EXERCISE OBJECTIVE:
Print all records exactly, leaving nothing out.

LISTED ENTRIES:
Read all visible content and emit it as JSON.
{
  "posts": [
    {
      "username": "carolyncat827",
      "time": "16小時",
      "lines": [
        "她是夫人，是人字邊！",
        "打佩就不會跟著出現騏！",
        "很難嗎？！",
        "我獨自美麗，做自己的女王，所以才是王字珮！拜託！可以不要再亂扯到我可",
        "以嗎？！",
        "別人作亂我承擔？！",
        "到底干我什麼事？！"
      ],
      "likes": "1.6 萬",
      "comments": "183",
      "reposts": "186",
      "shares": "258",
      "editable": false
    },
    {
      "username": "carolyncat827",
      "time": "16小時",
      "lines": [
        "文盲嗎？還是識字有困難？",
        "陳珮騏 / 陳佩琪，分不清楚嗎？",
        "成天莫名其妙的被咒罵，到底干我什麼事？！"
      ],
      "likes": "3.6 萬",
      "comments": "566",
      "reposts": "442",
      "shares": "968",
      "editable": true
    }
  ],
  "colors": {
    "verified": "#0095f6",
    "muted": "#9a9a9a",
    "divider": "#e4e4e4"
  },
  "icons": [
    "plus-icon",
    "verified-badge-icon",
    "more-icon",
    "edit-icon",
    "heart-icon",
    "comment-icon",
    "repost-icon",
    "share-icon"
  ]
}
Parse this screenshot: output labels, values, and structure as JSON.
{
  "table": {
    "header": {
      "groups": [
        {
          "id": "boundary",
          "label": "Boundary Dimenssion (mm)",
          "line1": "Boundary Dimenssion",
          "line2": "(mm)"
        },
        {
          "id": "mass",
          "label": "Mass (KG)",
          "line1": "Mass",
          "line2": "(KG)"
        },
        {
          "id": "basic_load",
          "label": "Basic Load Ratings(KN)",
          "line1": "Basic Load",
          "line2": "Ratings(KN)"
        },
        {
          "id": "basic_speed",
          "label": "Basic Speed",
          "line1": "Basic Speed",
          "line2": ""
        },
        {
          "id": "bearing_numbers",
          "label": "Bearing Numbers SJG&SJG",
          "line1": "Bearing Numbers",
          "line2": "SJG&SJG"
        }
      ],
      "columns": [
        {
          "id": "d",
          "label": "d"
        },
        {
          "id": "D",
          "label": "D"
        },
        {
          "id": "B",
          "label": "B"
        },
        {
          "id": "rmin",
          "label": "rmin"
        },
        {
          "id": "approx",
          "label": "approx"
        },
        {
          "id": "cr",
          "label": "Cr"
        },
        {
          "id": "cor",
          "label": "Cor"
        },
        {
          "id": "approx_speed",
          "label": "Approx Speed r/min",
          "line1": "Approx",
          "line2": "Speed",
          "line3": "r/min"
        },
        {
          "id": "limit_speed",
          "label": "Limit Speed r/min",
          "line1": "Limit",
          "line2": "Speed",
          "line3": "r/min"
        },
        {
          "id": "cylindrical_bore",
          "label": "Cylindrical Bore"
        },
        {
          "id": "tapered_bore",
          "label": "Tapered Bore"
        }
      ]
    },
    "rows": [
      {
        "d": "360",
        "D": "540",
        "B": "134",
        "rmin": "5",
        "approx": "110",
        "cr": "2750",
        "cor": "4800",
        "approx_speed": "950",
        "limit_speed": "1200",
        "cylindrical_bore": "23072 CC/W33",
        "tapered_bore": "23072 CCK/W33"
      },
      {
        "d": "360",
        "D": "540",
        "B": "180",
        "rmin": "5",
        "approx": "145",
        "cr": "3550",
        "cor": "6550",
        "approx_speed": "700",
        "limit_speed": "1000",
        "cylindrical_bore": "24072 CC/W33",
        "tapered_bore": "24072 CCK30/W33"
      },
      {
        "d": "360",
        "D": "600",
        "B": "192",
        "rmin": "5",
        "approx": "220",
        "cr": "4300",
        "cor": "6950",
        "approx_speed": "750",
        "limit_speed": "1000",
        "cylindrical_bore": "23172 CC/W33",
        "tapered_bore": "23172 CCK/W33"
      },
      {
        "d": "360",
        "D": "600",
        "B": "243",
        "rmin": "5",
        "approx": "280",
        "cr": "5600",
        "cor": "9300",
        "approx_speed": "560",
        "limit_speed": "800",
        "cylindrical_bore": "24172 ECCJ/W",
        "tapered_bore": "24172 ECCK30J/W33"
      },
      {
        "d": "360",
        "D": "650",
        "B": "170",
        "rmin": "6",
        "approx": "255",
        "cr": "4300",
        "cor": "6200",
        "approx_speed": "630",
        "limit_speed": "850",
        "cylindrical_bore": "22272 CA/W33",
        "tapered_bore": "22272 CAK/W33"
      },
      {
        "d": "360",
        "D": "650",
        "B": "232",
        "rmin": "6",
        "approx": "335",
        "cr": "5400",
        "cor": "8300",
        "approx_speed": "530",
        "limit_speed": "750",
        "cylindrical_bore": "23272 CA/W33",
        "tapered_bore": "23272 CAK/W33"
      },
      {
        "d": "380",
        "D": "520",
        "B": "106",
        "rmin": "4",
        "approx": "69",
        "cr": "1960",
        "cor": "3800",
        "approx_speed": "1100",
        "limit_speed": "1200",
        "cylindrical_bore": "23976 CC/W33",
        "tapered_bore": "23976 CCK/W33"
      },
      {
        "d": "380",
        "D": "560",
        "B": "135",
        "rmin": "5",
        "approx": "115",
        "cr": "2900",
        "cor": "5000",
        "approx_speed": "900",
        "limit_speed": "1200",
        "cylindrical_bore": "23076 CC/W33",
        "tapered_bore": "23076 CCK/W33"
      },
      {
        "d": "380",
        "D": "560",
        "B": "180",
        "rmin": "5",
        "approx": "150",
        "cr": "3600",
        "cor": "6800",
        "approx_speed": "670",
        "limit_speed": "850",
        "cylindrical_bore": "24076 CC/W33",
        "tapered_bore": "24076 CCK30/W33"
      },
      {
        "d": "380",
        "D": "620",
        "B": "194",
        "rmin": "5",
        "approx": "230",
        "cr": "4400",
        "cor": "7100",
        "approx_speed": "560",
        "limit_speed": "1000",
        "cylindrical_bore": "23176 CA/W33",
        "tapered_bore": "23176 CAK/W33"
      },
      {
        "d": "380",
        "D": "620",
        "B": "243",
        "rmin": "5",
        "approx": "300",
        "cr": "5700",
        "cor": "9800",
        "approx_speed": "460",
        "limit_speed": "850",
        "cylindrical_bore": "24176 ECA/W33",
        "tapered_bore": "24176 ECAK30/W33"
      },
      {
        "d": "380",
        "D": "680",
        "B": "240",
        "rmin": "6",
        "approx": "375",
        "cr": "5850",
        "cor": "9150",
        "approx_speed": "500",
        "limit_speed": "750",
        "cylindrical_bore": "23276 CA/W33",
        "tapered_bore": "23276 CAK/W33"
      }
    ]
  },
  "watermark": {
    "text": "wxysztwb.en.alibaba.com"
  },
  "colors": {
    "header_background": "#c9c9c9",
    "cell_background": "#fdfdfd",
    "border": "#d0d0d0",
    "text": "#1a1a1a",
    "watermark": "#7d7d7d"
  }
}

ANSWER TO THE TASK:
Read all visible content and emit it as JSON.
{
  "posts": [
    {
      "username": "carolyncat827",
      "time": "16小時",
      "lines": [
        "她是夫人，是人字邊！",
        "打佩就不會跟著出現騏！",
        "很難嗎？！",
        "我獨自美麗，做自己的女王，所以才是王字珮！拜託！可以不要再亂扯到我可",
        "以嗎？！",
        "別人作亂我承擔？！",
        "到底干我什麼事？！"
      ],
      "likes": "1.6 萬",
      "comments": "183",
      "reposts": "186",
      "shares": "258",
      "editable": false
    },
    {
      "username": "carolyncat827",
      "time": "16小時",
      "lines": [
        "文盲嗎？還是識字有困難？",
        "陳珮騏 / 陳佩琪，分不清楚嗎？",
        "成天莫名其妙的被咒罵，到底干我什麼事？！"
      ],
      "likes": "3.6 萬",
      "comments": "566",
      "reposts": "442",
      "shares": "968",
      "editable": true
    }
  ],
  "colors": {
    "verified": "#0095f6",
    "muted": "#9a9a9a",
    "divider": "#e4e4e4"
  },
  "icons": [
    "plus-icon",
    "verified-badge-icon",
    "more-icon",
    "edit-icon",
    "heart-icon",
    "comment-icon",
    "repost-icon",
    "share-icon"
  ]
}
Parse this screenshot: output labels, values, and structure as JSON.
{
  "table": {
    "header": {
      "groups": [
        {
          "id": "boundary",
          "label": "Boundary Dimenssion (mm)",
          "line1": "Boundary Dimenssion",
          "line2": "(mm)"
        },
        {
          "id": "mass",
          "label": "Mass (KG)",
          "line1": "Mass",
          "line2": "(KG)"
        },
        {
          "id": "basic_load",
          "label": "Basic Load Ratings(KN)",
          "line1": "Basic Load",
          "line2": "Ratings(KN)"
        },
        {
          "id": "basic_speed",
          "label": "Basic Speed",
          "line1": "Basic Speed",
          "line2": ""
        },
        {
          "id": "bearing_numbers",
          "label": "Bearing Numbers SJG&SJG",
          "line1": "Bearing Numbers",
          "line2": "SJG&SJG"
        }
      ],
      "columns": [
        {
          "id": "d",
          "label": "d"
        },
        {
          "id": "D",
          "label": "D"
        },
        {
          "id": "B",
          "label": "B"
        },
        {
          "id": "rmin",
          "label": "rmin"
        },
        {
          "id": "approx",
          "label": "approx"
        },
        {
          "id": "cr",
          "label": "Cr"
        },
        {
          "id": "cor",
          "label": "Cor"
        },
        {
          "id": "approx_speed",
          "label": "Approx Speed r/min",
          "line1": "Approx",
          "line2": "Speed",
          "line3": "r/min"
        },
        {
          "id": "limit_speed",
          "label": "Limit Speed r/min",
          "line1": "Limit",
          "line2": "Speed",
          "line3": "r/min"
        },
        {
          "id": "cylindrical_bore",
          "label": "Cylindrical Bore"
        },
        {
          "id": "tapered_bore",
          "label": "Tapered Bore"
        }
      ]
    },
    "rows": [
      {
        "d": "360",
        "D": "540",
        "B": "134",
        "rmin": "5",
        "approx": "110",
        "cr": "2750",
        "cor": "4800",
        "approx_speed": "950",
        "limit_speed": "1200",
        "cylindrical_bore": "23072 CC/W33",
        "tapered_bore": "23072 CCK/W33"
      },
      {
        "d": "360",
        "D": "540",
        "B": "180",
        "rmin": "5",
        "approx": "145",
        "cr": "3550",
        "cor": "6550",
        "approx_speed": "700",
        "limit_speed": "1000",
        "cylindrical_bore": "24072 CC/W33",
        "tapered_bore": "24072 CCK30/W33"
      },
      {
        "d": "360",
        "D": "600",
        "B": "192",
        "rmin": "5",
        "approx": "220",
        "cr": "4300",
        "cor": "6950",
        "approx_speed": "750",
        "limit_speed": "1000",
        "cylindrical_bore": "23172 CC/W33",
        "tapered_bore": "23172 CCK/W33"
      },
      {
        "d": "360",
        "D": "600",
        "B": "243",
        "rmin": "5",
        "approx": "280",
        "cr": "5600",
        "cor": "9300",
        "approx_speed": "560",
        "limit_speed": "800",
        "cylindrical_bore": "24172 ECCJ/W",
        "tapered_bore": "24172 ECCK30J/W33"
      },
      {
        "d": "360",
        "D": "650",
        "B": "170",
        "rmin": "6",
        "approx": "255",
        "cr": "4300",
        "cor": "6200",
        "approx_speed": "630",
        "limit_speed": "850",
        "cylindrical_bore": "22272 CA/W33",
        "tapered_bore": "22272 CAK/W33"
      },
      {
        "d": "360",
        "D": "650",
        "B": "232",
        "rmin": "6",
        "approx": "335",
        "cr": "5400",
        "cor": "8300",
        "approx_speed": "530",
        "limit_speed": "750",
        "cylindrical_bore": "23272 CA/W33",
        "tapered_bore": "23272 CAK/W33"
      },
      {
        "d": "380",
        "D": "520",
        "B": "106",
        "rmin": "4",
        "approx": "69",
        "cr": "1960",
        "cor": "3800",
        "approx_speed": "1100",
        "limit_speed": "1200",
        "cylindrical_bore": "23976 CC/W33",
        "tapered_bore": "23976 CCK/W33"
      },
      {
        "d": "380",
        "D": "560",
        "B": "135",
        "rmin": "5",
        "approx": "115",
        "cr": "2900",
        "cor": "5000",
        "approx_speed": "900",
        "limit_speed": "1200",
        "cylindrical_bore": "23076 CC/W33",
        "tapered_bore": "23076 CCK/W33"
      },
      {
        "d": "380",
        "D": "560",
        "B": "180",
        "rmin": "5",
        "approx": "150",
        "cr": "3600",
        "cor": "6800",
        "approx_speed": "670",
        "limit_speed": "850",
        "cylindrical_bore": "24076 CC/W33",
        "tapered_bore": "24076 CCK30/W33"
      },
      {
        "d": "380",
        "D": "620",
        "B": "194",
        "rmin": "5",
        "approx": "230",
        "cr": "4400",
        "cor": "7100",
        "approx_speed": "560",
        "limit_speed": "1000",
        "cylindrical_bore": "23176 CA/W33",
        "tapered_bore": "23176 CAK/W33"
      },
      {
        "d": "380",
        "D": "620",
        "B": "243",
        "rmin": "5",
        "approx": "300",
        "cr": "5700",
        "cor": "9800",
        "approx_speed": "460",
        "limit_speed": "850",
        "cylindrical_bore": "24176 ECA/W33",
        "tapered_bore": "24176 ECAK30/W33"
      },
      {
        "d": "380",
        "D": "680",
        "B": "240",
        "rmin": "6",
        "approx": "375",
        "cr": "5850",
        "cor": "9150",
        "approx_speed": "500",
        "limit_speed": "750",
        "cylindrical_bore": "23276 CA/W33",
        "tapered_bore": "23276 CAK/W33"
      }
    ]
  },
  "watermark": {
    "text": "wxysztwb.en.alibaba.com"
  },
  "colors": {
    "header_background": "#c9c9c9",
    "cell_background": "#fdfdfd",
    "border": "#d0d0d0",
    "text": "#1a1a1a",
    "watermark": "#7d7d7d"
  }
}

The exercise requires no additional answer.